§ **Listed entries**:
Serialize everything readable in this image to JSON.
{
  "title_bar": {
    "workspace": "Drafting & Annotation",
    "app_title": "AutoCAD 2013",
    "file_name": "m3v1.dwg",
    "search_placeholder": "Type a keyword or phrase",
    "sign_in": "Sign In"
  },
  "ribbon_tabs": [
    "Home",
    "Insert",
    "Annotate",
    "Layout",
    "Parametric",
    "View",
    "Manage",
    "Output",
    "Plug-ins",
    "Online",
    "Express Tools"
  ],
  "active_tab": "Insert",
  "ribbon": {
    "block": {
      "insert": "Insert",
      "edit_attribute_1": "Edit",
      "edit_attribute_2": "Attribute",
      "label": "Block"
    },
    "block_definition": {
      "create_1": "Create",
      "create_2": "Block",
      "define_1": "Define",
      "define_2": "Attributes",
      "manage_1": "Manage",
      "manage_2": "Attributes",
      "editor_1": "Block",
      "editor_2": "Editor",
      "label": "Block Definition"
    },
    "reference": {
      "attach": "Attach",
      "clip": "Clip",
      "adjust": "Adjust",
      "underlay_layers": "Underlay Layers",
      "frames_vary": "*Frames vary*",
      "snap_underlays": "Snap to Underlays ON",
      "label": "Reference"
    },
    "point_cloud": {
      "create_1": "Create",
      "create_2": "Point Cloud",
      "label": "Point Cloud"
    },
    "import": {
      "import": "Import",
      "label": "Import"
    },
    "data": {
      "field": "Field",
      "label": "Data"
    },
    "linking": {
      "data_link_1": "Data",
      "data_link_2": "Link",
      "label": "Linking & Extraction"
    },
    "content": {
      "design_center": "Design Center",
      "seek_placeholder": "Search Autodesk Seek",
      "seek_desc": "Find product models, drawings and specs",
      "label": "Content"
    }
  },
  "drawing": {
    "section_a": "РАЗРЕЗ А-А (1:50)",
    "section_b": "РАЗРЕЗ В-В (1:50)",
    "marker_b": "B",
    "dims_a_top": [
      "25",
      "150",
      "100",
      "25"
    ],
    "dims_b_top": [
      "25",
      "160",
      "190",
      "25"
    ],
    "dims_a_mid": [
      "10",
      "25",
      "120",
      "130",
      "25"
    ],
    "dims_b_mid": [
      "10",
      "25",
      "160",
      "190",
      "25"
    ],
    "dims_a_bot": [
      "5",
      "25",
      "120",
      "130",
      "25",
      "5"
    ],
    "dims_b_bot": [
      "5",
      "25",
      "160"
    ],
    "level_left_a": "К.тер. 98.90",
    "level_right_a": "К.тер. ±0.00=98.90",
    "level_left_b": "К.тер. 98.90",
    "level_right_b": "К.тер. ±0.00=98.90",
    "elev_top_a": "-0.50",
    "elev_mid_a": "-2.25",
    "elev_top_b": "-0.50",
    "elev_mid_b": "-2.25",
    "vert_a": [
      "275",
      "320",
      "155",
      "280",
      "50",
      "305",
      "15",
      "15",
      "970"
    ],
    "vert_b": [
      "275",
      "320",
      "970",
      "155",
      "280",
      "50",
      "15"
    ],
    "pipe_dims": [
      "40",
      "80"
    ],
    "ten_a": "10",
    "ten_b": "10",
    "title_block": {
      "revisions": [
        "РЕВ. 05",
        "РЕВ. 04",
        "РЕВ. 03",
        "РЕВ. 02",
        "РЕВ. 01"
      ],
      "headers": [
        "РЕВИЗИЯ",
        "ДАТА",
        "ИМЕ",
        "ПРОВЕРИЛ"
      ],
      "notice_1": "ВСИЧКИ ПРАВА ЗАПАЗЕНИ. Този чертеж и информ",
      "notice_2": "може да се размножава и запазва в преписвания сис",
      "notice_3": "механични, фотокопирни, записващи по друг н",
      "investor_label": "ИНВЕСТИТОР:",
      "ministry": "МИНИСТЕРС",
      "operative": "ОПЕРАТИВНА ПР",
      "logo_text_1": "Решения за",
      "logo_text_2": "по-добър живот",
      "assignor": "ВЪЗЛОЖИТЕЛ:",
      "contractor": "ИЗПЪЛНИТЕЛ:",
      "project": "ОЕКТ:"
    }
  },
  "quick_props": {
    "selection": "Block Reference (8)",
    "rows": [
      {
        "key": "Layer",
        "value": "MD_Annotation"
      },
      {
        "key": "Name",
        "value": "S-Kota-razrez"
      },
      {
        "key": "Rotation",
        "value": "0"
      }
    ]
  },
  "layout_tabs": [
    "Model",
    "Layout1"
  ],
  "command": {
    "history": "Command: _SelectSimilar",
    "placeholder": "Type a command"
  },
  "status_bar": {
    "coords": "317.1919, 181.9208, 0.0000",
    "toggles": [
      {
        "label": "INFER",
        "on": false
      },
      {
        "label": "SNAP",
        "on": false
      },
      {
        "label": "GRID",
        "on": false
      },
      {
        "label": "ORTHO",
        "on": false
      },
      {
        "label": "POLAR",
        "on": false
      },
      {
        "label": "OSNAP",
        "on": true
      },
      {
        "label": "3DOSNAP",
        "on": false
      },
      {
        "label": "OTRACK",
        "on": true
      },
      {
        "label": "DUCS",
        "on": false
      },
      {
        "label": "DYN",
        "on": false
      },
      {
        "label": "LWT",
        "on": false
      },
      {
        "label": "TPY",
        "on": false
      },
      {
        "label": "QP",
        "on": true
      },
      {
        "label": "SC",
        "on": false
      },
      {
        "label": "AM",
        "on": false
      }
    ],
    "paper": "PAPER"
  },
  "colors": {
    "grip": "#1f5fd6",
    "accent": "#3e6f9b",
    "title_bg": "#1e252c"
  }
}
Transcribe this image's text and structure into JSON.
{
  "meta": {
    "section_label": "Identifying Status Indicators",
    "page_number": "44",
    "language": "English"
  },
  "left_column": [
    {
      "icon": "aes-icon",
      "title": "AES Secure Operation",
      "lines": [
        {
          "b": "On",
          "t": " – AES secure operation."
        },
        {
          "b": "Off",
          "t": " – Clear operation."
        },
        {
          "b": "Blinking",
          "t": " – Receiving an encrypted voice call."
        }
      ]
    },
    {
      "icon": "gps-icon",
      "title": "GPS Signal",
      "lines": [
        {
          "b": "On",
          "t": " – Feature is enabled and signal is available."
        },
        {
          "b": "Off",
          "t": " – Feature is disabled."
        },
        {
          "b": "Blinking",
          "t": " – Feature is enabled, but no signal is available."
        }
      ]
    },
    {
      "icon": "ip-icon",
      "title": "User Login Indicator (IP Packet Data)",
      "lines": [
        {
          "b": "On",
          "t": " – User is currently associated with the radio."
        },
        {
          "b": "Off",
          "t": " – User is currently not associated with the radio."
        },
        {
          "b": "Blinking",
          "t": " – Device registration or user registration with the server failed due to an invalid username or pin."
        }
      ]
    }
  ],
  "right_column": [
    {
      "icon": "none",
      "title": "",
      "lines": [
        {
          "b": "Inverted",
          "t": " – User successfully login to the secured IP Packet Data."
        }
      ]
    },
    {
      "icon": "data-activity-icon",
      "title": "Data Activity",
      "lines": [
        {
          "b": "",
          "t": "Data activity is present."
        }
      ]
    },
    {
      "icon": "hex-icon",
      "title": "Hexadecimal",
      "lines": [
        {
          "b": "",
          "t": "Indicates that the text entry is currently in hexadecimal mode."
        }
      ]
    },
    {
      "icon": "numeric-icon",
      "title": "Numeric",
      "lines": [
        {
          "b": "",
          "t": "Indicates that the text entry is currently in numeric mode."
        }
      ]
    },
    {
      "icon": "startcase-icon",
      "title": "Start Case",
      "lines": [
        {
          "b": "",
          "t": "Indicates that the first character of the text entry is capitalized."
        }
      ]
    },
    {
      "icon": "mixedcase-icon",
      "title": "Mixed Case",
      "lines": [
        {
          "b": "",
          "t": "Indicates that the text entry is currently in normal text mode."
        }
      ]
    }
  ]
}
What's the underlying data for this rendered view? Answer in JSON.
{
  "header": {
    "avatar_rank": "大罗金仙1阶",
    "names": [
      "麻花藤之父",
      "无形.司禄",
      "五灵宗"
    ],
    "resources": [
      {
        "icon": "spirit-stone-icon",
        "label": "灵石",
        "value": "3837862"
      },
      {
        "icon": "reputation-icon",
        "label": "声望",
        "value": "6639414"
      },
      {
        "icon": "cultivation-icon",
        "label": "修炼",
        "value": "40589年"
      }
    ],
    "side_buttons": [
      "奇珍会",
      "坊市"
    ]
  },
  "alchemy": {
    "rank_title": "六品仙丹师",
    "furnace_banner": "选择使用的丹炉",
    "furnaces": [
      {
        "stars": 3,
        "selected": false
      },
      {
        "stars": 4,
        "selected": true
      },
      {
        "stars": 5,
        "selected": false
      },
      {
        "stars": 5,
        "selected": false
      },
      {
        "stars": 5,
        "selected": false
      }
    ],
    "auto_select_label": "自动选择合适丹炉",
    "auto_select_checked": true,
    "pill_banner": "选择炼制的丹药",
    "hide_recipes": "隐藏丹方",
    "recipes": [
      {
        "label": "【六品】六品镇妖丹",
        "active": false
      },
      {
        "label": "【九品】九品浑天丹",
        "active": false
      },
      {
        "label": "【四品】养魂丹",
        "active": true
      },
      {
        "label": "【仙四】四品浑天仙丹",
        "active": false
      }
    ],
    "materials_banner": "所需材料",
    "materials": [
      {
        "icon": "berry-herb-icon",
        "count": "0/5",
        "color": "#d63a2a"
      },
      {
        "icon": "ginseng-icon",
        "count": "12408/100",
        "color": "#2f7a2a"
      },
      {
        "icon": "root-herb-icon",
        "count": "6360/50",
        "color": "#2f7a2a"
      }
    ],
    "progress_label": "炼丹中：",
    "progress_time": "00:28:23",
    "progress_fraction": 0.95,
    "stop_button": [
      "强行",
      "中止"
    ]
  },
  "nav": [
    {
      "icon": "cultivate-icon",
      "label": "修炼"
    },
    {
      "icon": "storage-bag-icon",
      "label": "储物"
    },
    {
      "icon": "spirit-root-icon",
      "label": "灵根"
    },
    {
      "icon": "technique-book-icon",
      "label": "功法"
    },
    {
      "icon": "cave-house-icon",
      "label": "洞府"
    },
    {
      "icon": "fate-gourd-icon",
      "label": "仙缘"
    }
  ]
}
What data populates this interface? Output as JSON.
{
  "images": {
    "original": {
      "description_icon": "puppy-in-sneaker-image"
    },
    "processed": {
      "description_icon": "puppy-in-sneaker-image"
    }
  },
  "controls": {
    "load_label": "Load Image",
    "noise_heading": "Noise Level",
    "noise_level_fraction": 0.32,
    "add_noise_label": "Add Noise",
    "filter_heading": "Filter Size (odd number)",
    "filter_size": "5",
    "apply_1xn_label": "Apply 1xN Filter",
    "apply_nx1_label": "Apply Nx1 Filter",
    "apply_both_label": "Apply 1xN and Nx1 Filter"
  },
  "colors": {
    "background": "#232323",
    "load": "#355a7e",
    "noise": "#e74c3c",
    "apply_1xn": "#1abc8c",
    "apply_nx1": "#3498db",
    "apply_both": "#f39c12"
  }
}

§ **Your objective**: Only lines holding the string "with" are wanted; gather each one from the entries above.

§ **Expected output**:
          "t": " – User is currently associated with the radio."
          "t": " – User is currently not associated with the radio."
          "t": " – Device registration or user registration with the server failed due to an invalid username or pin."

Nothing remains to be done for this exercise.